◆ **Exercise data**:
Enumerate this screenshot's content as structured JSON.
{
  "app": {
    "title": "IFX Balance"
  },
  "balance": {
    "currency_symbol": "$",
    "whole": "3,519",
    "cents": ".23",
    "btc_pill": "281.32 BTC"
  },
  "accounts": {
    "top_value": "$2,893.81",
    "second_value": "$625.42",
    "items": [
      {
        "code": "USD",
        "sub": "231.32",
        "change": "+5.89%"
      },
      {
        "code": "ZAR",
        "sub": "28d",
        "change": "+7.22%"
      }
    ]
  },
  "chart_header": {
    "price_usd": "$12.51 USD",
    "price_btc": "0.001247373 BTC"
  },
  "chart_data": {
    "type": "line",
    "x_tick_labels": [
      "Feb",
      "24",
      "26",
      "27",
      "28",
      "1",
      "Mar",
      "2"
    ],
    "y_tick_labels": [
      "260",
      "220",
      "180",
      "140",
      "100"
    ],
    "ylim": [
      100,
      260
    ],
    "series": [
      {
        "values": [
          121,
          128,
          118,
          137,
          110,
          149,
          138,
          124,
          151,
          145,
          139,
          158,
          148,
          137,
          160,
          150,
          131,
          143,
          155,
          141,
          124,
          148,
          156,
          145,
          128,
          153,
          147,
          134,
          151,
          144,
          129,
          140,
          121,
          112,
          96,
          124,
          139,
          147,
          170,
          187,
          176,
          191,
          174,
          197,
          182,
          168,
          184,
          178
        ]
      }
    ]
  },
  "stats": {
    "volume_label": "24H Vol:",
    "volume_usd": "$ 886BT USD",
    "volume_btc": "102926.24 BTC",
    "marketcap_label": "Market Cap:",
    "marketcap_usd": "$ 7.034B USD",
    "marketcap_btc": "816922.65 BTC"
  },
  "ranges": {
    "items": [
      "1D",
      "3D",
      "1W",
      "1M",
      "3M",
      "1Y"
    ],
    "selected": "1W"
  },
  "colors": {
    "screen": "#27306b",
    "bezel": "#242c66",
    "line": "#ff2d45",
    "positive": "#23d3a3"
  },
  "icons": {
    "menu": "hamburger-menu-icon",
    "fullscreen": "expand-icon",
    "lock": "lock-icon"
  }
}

◆ **Given problem**: Go back to the listing above and please repeat it exactly.

◆ **Problem solution**:
Enumerate this screenshot's content as structured JSON.
{
  "app": {
    "title": "IFX Balance"
  },
  "balance": {
    "currency_symbol": "$",
    "whole": "3,519",
    "cents": ".23",
    "btc_pill": "281.32 BTC"
  },
  "accounts": {
    "top_value": "$2,893.81",
    "second_value": "$625.42",
    "items": [
      {
        "code": "USD",
        "sub": "231.32",
        "change": "+5.89%"
      },
      {
        "code": "ZAR",
        "sub": "28d",
        "change": "+7.22%"
      }
    ]
  },
  "chart_header": {
    "price_usd": "$12.51 USD",
    "price_btc": "0.001247373 BTC"
  },
  "chart_data": {
    "type": "line",
    "x_tick_labels": [
      "Feb",
      "24",
      "26",
      "27",
      "28",
      "1",
      "Mar",
      "2"
    ],
    "y_tick_labels": [
      "260",
      "220",
      "180",
      "140",
      "100"
    ],
    "ylim": [
      100,
      260
    ],
    "series": [
      {
        "values": [
          121,
          128,
          118,
          137,
          110,
          149,
          138,
          124,
          151,
          145,
          139,
          158,
          148,
          137,
          160,
          150,
          131,
          143,
          155,
          141,
          124,
          148,
          156,
          145,
          128,
          153,
          147,
          134,
          151,
          144,
          129,
          140,
          121,
          112,
          96,
          124,
          139,
          147,
          170,
          187,
          176,
          191,
          174,
          197,
          182,
          168,
          184,
          178
        ]
      }
    ]
  },
  "stats": {
    "volume_label": "24H Vol:",
    "volume_usd": "$ 886BT USD",
    "volume_btc": "102926.24 BTC",
    "marketcap_label": "Market Cap:",
    "marketcap_usd": "$ 7.034B USD",
    "marketcap_btc": "816922.65 BTC"
  },
  "ranges": {
    "items": [
      "1D",
      "3D",
      "1W",
      "1M",
      "3M",
      "1Y"
    ],
    "selected": "1W"
  },
  "colors": {
    "screen": "#27306b",
    "bezel": "#242c66",
    "line": "#ff2d45",
    "positive": "#23d3a3"
  },
  "icons": {
    "menu": "hamburger-menu-icon",
    "fullscreen": "expand-icon",
    "lock": "lock-icon"
  }
}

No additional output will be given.